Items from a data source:
------

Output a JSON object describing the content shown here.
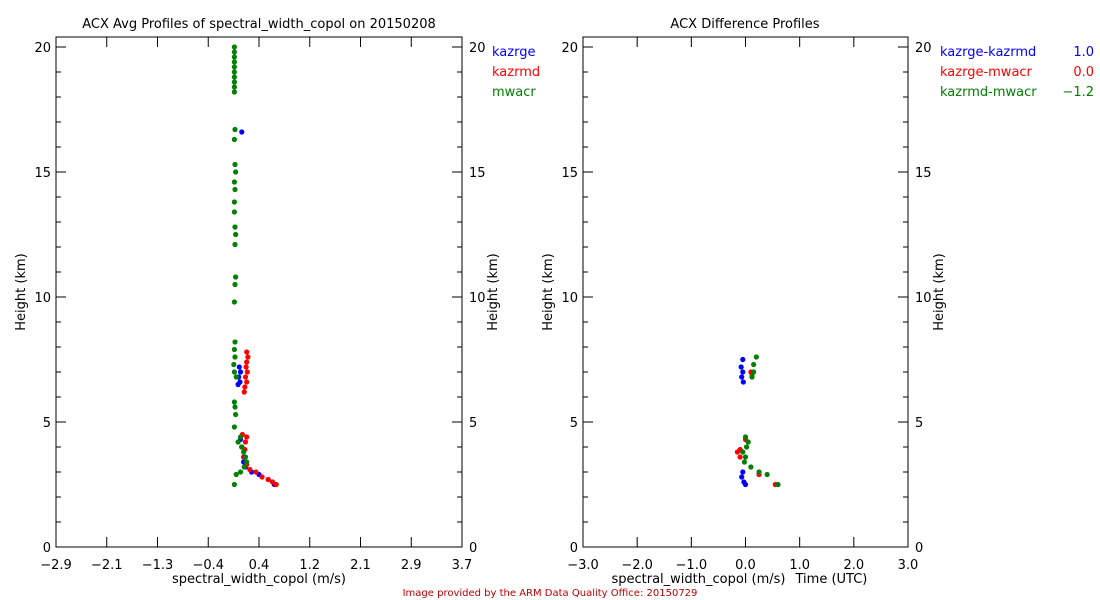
{
  "footer": {
    "credit": "Image provided by the ARM Data Quality Office: 20150729"
  },
  "chart_data": [
    {
      "type": "scatter",
      "title": "ACX Avg Profiles of spectral_width_copol on 20150208",
      "xlabel": "spectral_width_copol (m/s)",
      "ylabel": "Height (km)",
      "ylabel_right": "Height (km)",
      "xlim": [
        -2.9,
        3.7
      ],
      "ylim": [
        0,
        20.4
      ],
      "xticks": [
        "-2.9",
        "-2.1",
        "-1.3",
        "-0.4",
        "0.4",
        "1.2",
        "2.1",
        "2.9",
        "3.7"
      ],
      "yticks": [
        "0",
        "5",
        "10",
        "15",
        "20"
      ],
      "legend_placement": "right-outside",
      "series": [
        {
          "name": "kazrge",
          "color": "#0000ff",
          "points": [
            [
              0.12,
              16.6
            ],
            [
              0.08,
              7.2
            ],
            [
              0.1,
              7.0
            ],
            [
              0.07,
              6.8
            ],
            [
              0.09,
              6.6
            ],
            [
              0.06,
              6.5
            ],
            [
              0.1,
              4.3
            ],
            [
              0.12,
              4.0
            ],
            [
              0.15,
              3.6
            ],
            [
              0.15,
              3.4
            ],
            [
              0.18,
              3.2
            ],
            [
              0.28,
              3.0
            ],
            [
              0.4,
              2.9
            ],
            [
              0.55,
              2.7
            ],
            [
              0.65,
              2.5
            ]
          ]
        },
        {
          "name": "kazrmd",
          "color": "#ff0000",
          "points": [
            [
              0.2,
              7.8
            ],
            [
              0.22,
              7.6
            ],
            [
              0.2,
              7.4
            ],
            [
              0.19,
              7.2
            ],
            [
              0.21,
              7.0
            ],
            [
              0.18,
              6.8
            ],
            [
              0.2,
              6.6
            ],
            [
              0.17,
              6.4
            ],
            [
              0.16,
              6.2
            ],
            [
              0.13,
              4.5
            ],
            [
              0.2,
              4.4
            ],
            [
              0.18,
              4.2
            ],
            [
              0.17,
              3.9
            ],
            [
              0.16,
              3.6
            ],
            [
              0.2,
              3.3
            ],
            [
              0.25,
              3.1
            ],
            [
              0.35,
              3.0
            ],
            [
              0.45,
              2.8
            ],
            [
              0.55,
              2.7
            ],
            [
              0.62,
              2.6
            ],
            [
              0.68,
              2.5
            ]
          ]
        },
        {
          "name": "mwacr",
          "color": "#008000",
          "points": [
            [
              0.0,
              20.0
            ],
            [
              0.0,
              19.8
            ],
            [
              0.0,
              19.6
            ],
            [
              0.0,
              19.4
            ],
            [
              0.0,
              19.2
            ],
            [
              0.0,
              19.0
            ],
            [
              0.0,
              18.8
            ],
            [
              0.0,
              18.6
            ],
            [
              0.0,
              18.4
            ],
            [
              0.0,
              18.2
            ],
            [
              0.01,
              16.7
            ],
            [
              0.0,
              16.3
            ],
            [
              0.01,
              15.3
            ],
            [
              0.02,
              15.0
            ],
            [
              0.0,
              14.6
            ],
            [
              0.01,
              14.3
            ],
            [
              0.0,
              13.8
            ],
            [
              0.0,
              13.4
            ],
            [
              0.01,
              12.8
            ],
            [
              0.02,
              12.5
            ],
            [
              0.01,
              12.1
            ],
            [
              0.02,
              10.8
            ],
            [
              0.01,
              10.5
            ],
            [
              0.0,
              9.8
            ],
            [
              0.01,
              8.2
            ],
            [
              0.0,
              7.9
            ],
            [
              0.01,
              7.6
            ],
            [
              -0.01,
              7.3
            ],
            [
              0.0,
              7.0
            ],
            [
              0.03,
              6.8
            ],
            [
              0.0,
              5.8
            ],
            [
              0.01,
              5.6
            ],
            [
              0.02,
              5.3
            ],
            [
              0.0,
              4.8
            ],
            [
              0.1,
              4.4
            ],
            [
              0.06,
              4.2
            ],
            [
              0.12,
              4.0
            ],
            [
              0.15,
              3.8
            ],
            [
              0.18,
              3.6
            ],
            [
              0.2,
              3.4
            ],
            [
              0.16,
              3.2
            ],
            [
              0.1,
              3.0
            ],
            [
              0.03,
              2.9
            ],
            [
              0.0,
              2.5
            ]
          ]
        }
      ]
    },
    {
      "type": "scatter",
      "title": "ACX Difference Profiles",
      "xlabel": "spectral_width_copol (m/s)",
      "xlabel_overlap": "Time (UTC)",
      "ylabel": "Height (km)",
      "ylabel_right": "Height (km)",
      "xlim": [
        -3.0,
        3.0
      ],
      "ylim": [
        0,
        20.4
      ],
      "xticks": [
        "-3.0",
        "-2.0",
        "-1.0",
        "0.0",
        "1.0",
        "2.0",
        "3.0"
      ],
      "yticks": [
        "0",
        "5",
        "10",
        "15",
        "20"
      ],
      "legend_placement": "right-outside",
      "series": [
        {
          "name": "kazrge-kazrmd",
          "value": "1.0",
          "color": "#0000ff",
          "points": [
            [
              -0.05,
              7.5
            ],
            [
              -0.08,
              7.2
            ],
            [
              -0.05,
              7.0
            ],
            [
              -0.07,
              6.8
            ],
            [
              -0.04,
              6.6
            ],
            [
              -0.05,
              3.0
            ],
            [
              -0.07,
              2.8
            ],
            [
              -0.03,
              2.6
            ],
            [
              0.0,
              2.5
            ]
          ]
        },
        {
          "name": "kazrge-mwacr",
          "value": "0.0",
          "color": "#ff0000",
          "points": [
            [
              0.1,
              7.0
            ],
            [
              0.12,
              6.9
            ],
            [
              -0.1,
              3.9
            ],
            [
              -0.15,
              3.8
            ],
            [
              -0.1,
              3.6
            ],
            [
              0.0,
              4.3
            ],
            [
              0.25,
              2.9
            ],
            [
              0.55,
              2.5
            ]
          ]
        },
        {
          "name": "kazrmd-mwacr",
          "value": "-1.2",
          "color": "#008000",
          "points": [
            [
              0.2,
              7.6
            ],
            [
              0.15,
              7.3
            ],
            [
              0.15,
              7.0
            ],
            [
              0.12,
              6.8
            ],
            [
              0.0,
              4.4
            ],
            [
              0.05,
              4.2
            ],
            [
              0.02,
              4.0
            ],
            [
              -0.05,
              3.8
            ],
            [
              0.0,
              3.6
            ],
            [
              -0.02,
              3.4
            ],
            [
              0.1,
              3.2
            ],
            [
              0.25,
              3.0
            ],
            [
              0.4,
              2.9
            ],
            [
              0.6,
              2.5
            ]
          ]
        }
      ]
    }
  ]
}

------

**REQUIRED TASK:**
List the lines that contain the word "name".

**RIGHT ANSWER:**
          "name": "kazrge",
          "name": "kazrmd",
          "name": "mwacr",
          "name": "kazrge-kazrmd",
          "name": "kazrge-mwacr",
          "name": "kazrmd-mwacr",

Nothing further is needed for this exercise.